_Given request:_ Each entry must be given again exactly; images do not belong in the copy.

[Begin The input]

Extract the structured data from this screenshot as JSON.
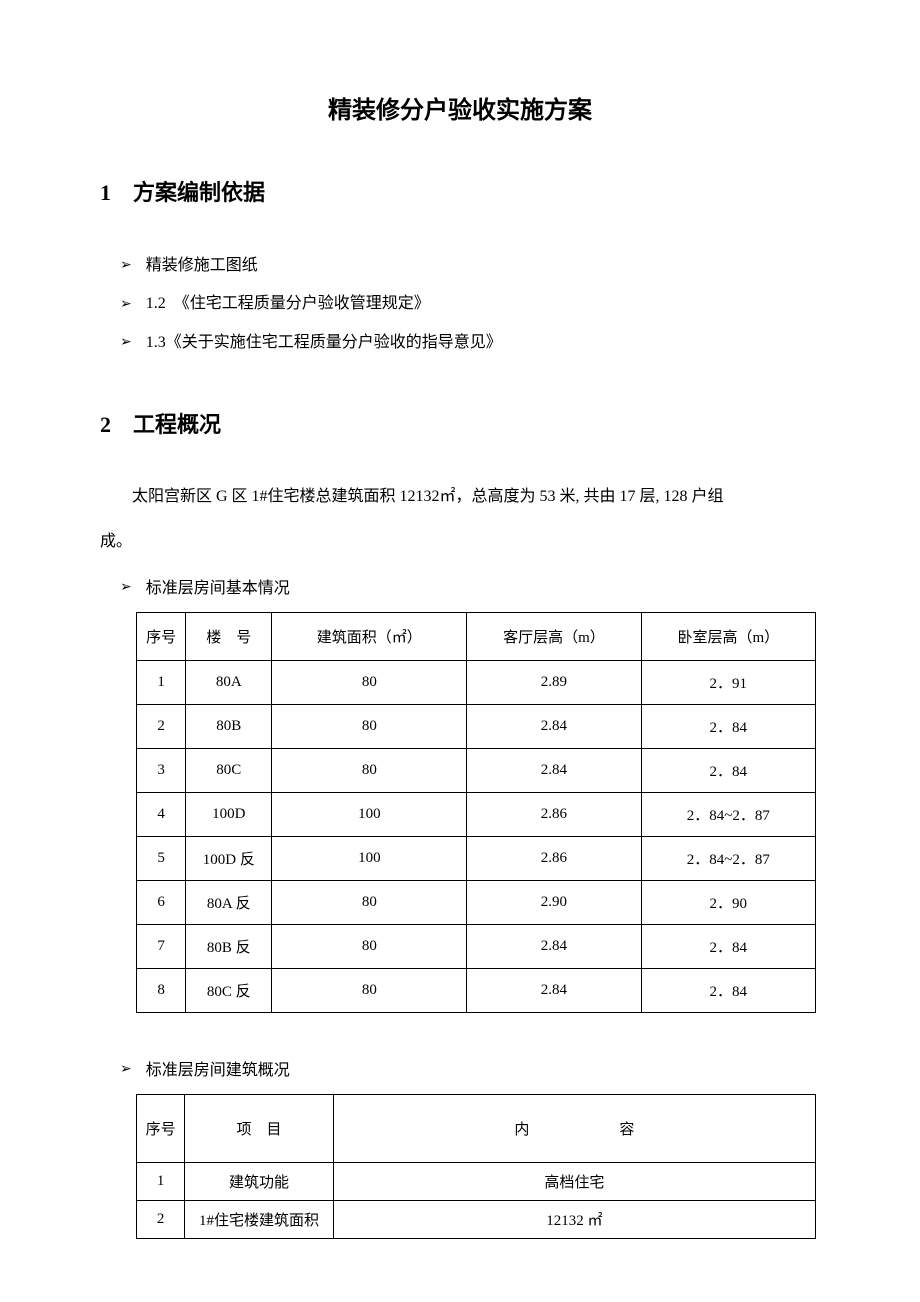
{
  "title": "精装修分户验收实施方案",
  "section1": {
    "heading": "1　方案编制依据",
    "items": [
      "精装修施工图纸",
      "1.2　《住宅工程质量分户验收管理规定》",
      "1.3《关于实施住宅工程质量分户验收的指导意见》"
    ]
  },
  "section2": {
    "heading": "2　工程概况",
    "paragraph_line1": "太阳宫新区 G 区 1#住宅楼总建筑面积 12132㎡，总高度为 53 米, 共由 17 层, 128 户组",
    "paragraph_line2": "成。",
    "sub1": "标准层房间基本情况",
    "sub2": "标准层房间建筑概况"
  },
  "table1": {
    "columns": [
      "序号",
      "楼　号",
      "建筑面积（㎡）",
      "客厅层高（m）",
      "卧室层高（m）"
    ],
    "rows": [
      [
        "1",
        "80A",
        "80",
        "2.89",
        "2．91"
      ],
      [
        "2",
        "80B",
        "80",
        "2.84",
        "2．84"
      ],
      [
        "3",
        "80C",
        "80",
        "2.84",
        "2．84"
      ],
      [
        "4",
        "100D",
        "100",
        "2.86",
        "2．84~2．87"
      ],
      [
        "5",
        "100D 反",
        "100",
        "2.86",
        "2．84~2．87"
      ],
      [
        "6",
        "80A 反",
        "80",
        "2.90",
        "2．90"
      ],
      [
        "7",
        "80B 反",
        "80",
        "2.84",
        "2．84"
      ],
      [
        "8",
        "80C 反",
        "80",
        "2.84",
        "2．84"
      ]
    ]
  },
  "table2": {
    "columns": [
      "序号",
      "项　目",
      "内容"
    ],
    "col3_display": "内　　　　　　容",
    "rows": [
      [
        "1",
        "建筑功能",
        "高档住宅"
      ],
      [
        "2",
        "1#住宅楼建筑面积",
        "12132 ㎡"
      ]
    ]
  },
  "style": {
    "background_color": "#ffffff",
    "text_color": "#000000",
    "border_color": "#000000",
    "title_fontsize": 24,
    "heading_fontsize": 22,
    "body_fontsize": 16,
    "table_fontsize": 15
  }
}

[End The input]

_Problem solution:_
Extract the structured data from this screenshot as JSON.
{
  "title": "精装修分户验收实施方案",
  "section1": {
    "heading": "1　方案编制依据",
    "items": [
      "精装修施工图纸",
      "1.2　《住宅工程质量分户验收管理规定》",
      "1.3《关于实施住宅工程质量分户验收的指导意见》"
    ]
  },
  "section2": {
    "heading": "2　工程概况",
    "paragraph_line1": "太阳宫新区 G 区 1#住宅楼总建筑面积 12132㎡，总高度为 53 米, 共由 17 层, 128 户组",
    "paragraph_line2": "成。",
    "sub1": "标准层房间基本情况",
    "sub2": "标准层房间建筑概况"
  },
  "table1": {
    "columns": [
      "序号",
      "楼　号",
      "建筑面积（㎡）",
      "客厅层高（m）",
      "卧室层高（m）"
    ],
    "rows": [
      [
        "1",
        "80A",
        "80",
        "2.89",
        "2．91"
      ],
      [
        "2",
        "80B",
        "80",
        "2.84",
        "2．84"
      ],
      [
        "3",
        "80C",
        "80",
        "2.84",
        "2．84"
      ],
      [
        "4",
        "100D",
        "100",
        "2.86",
        "2．84~2．87"
      ],
      [
        "5",
        "100D 反",
        "100",
        "2.86",
        "2．84~2．87"
      ],
      [
        "6",
        "80A 反",
        "80",
        "2.90",
        "2．90"
      ],
      [
        "7",
        "80B 反",
        "80",
        "2.84",
        "2．84"
      ],
      [
        "8",
        "80C 反",
        "80",
        "2.84",
        "2．84"
      ]
    ]
  },
  "table2": {
    "columns": [
      "序号",
      "项　目",
      "内容"
    ],
    "col3_display": "内　　　　　　容",
    "rows": [
      [
        "1",
        "建筑功能",
        "高档住宅"
      ],
      [
        "2",
        "1#住宅楼建筑面积",
        "12132 ㎡"
      ]
    ]
  },
  "style": {
    "background_color": "#ffffff",
    "text_color": "#000000",
    "border_color": "#000000",
    "title_fontsize": 24,
    "heading_fontsize": 22,
    "body_fontsize": 16,
    "table_fontsize": 15
  }
}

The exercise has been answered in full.